-- begin Raw records --
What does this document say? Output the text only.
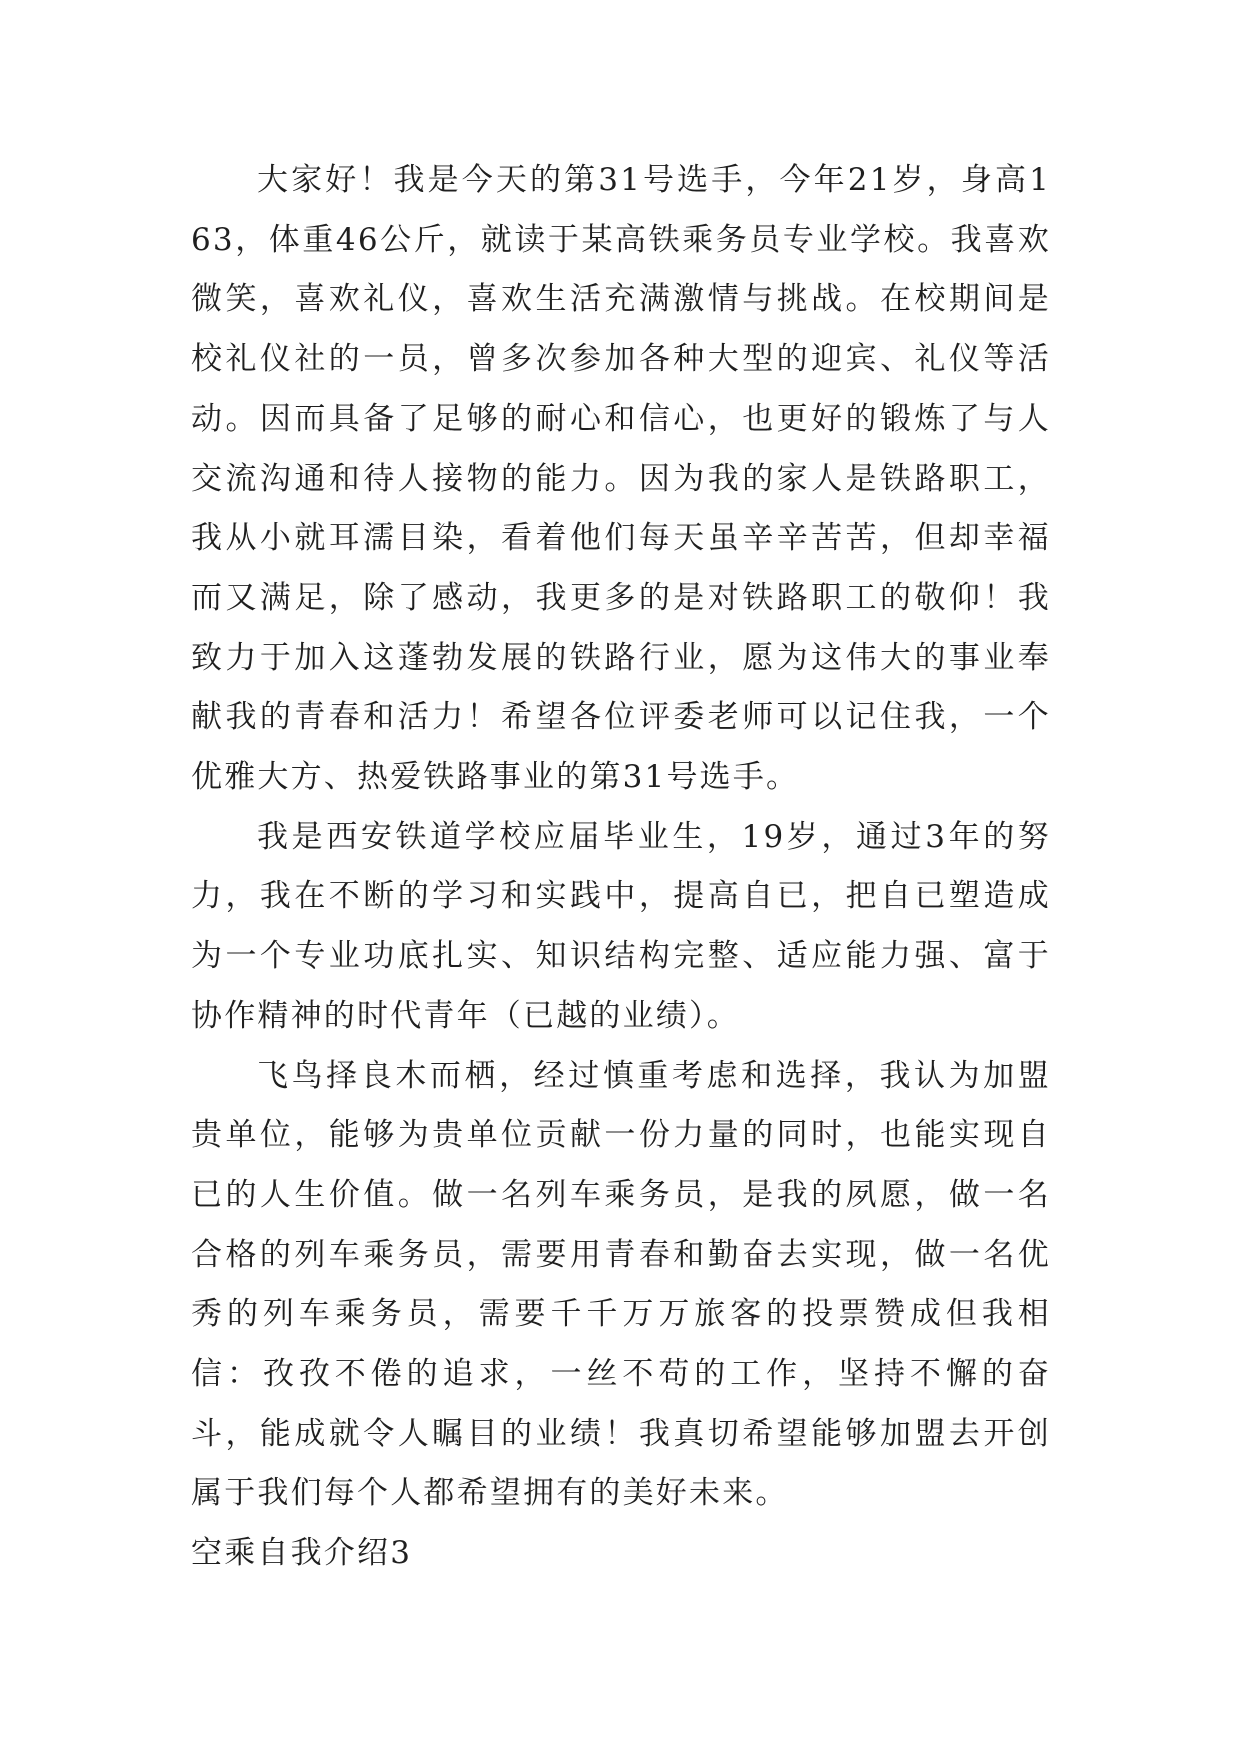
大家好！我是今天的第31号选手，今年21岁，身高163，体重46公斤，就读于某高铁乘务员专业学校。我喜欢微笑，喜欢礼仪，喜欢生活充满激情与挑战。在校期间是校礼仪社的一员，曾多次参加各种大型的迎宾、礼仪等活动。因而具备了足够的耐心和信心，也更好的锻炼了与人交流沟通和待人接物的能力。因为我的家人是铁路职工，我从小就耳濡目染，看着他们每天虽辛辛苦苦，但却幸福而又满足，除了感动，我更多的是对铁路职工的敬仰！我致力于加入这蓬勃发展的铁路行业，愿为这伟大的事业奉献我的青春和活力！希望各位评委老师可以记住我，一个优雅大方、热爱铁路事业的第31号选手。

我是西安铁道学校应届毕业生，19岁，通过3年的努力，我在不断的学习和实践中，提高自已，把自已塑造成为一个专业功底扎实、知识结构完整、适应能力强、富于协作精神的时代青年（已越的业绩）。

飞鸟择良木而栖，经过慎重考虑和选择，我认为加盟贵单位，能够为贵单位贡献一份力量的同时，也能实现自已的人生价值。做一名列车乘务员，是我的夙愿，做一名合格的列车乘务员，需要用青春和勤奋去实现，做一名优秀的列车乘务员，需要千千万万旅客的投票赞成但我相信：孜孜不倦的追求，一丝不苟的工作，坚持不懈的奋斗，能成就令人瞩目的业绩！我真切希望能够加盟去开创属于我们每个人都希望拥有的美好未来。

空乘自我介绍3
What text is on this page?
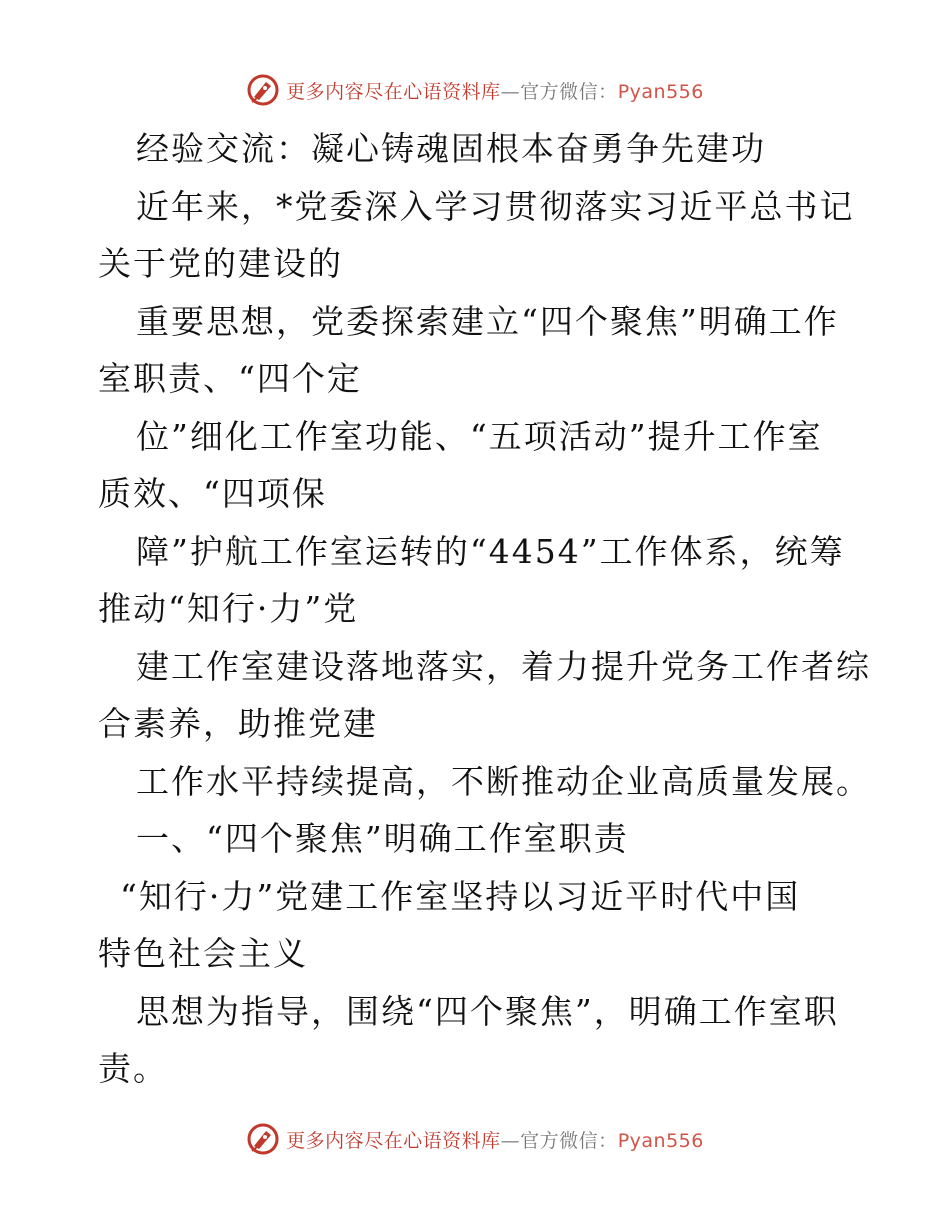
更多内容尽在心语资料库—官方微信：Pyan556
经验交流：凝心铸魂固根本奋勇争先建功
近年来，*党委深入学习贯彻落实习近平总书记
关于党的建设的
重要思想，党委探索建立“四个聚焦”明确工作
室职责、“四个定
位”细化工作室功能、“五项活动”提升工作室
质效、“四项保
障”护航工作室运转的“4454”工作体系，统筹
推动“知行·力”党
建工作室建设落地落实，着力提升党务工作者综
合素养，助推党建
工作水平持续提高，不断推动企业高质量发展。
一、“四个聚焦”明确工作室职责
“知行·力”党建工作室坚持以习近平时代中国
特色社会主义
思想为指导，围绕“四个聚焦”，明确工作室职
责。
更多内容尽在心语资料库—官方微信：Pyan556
-- end Raw records --
What is needed
Skip every picture and transcribe the data above exactly.

Solution for this exercise
What does this document say? Output the text only.
大家好！我是今天的第31号选手，今年21岁，身高163，体重46公斤，就读于某高铁乘务员专业学校。我喜欢微笑，喜欢礼仪，喜欢生活充满激情与挑战。在校期间是校礼仪社的一员，曾多次参加各种大型的迎宾、礼仪等活动。因而具备了足够的耐心和信心，也更好的锻炼了与人交流沟通和待人接物的能力。因为我的家人是铁路职工，我从小就耳濡目染，看着他们每天虽辛辛苦苦，但却幸福而又满足，除了感动，我更多的是对铁路职工的敬仰！我致力于加入这蓬勃发展的铁路行业，愿为这伟大的事业奉献我的青春和活力！希望各位评委老师可以记住我，一个优雅大方、热爱铁路事业的第31号选手。

我是西安铁道学校应届毕业生，19岁，通过3年的努力，我在不断的学习和实践中，提高自已，把自已塑造成为一个专业功底扎实、知识结构完整、适应能力强、富于协作精神的时代青年（已越的业绩）。

飞鸟择良木而栖，经过慎重考虑和选择，我认为加盟贵单位，能够为贵单位贡献一份力量的同时，也能实现自已的人生价值。做一名列车乘务员，是我的夙愿，做一名合格的列车乘务员，需要用青春和勤奋去实现，做一名优秀的列车乘务员，需要千千万万旅客的投票赞成但我相信：孜孜不倦的追求，一丝不苟的工作，坚持不懈的奋斗，能成就令人瞩目的业绩！我真切希望能够加盟去开创属于我们每个人都希望拥有的美好未来。

空乘自我介绍3
What text is on this page?
更多内容尽在心语资料库—官方微信：Pyan556
经验交流：凝心铸魂固根本奋勇争先建功
近年来，*党委深入学习贯彻落实习近平总书记
关于党的建设的
重要思想，党委探索建立“四个聚焦”明确工作
室职责、“四个定
位”细化工作室功能、“五项活动”提升工作室
质效、“四项保
障”护航工作室运转的“4454”工作体系，统筹
推动“知行·力”党
建工作室建设落地落实，着力提升党务工作者综
合素养，助推党建
工作水平持续提高，不断推动企业高质量发展。
一、“四个聚焦”明确工作室职责
“知行·力”党建工作室坚持以习近平时代中国
特色社会主义
思想为指导，围绕“四个聚焦”，明确工作室职
责。
更多内容尽在心语资料库—官方微信：Pyan556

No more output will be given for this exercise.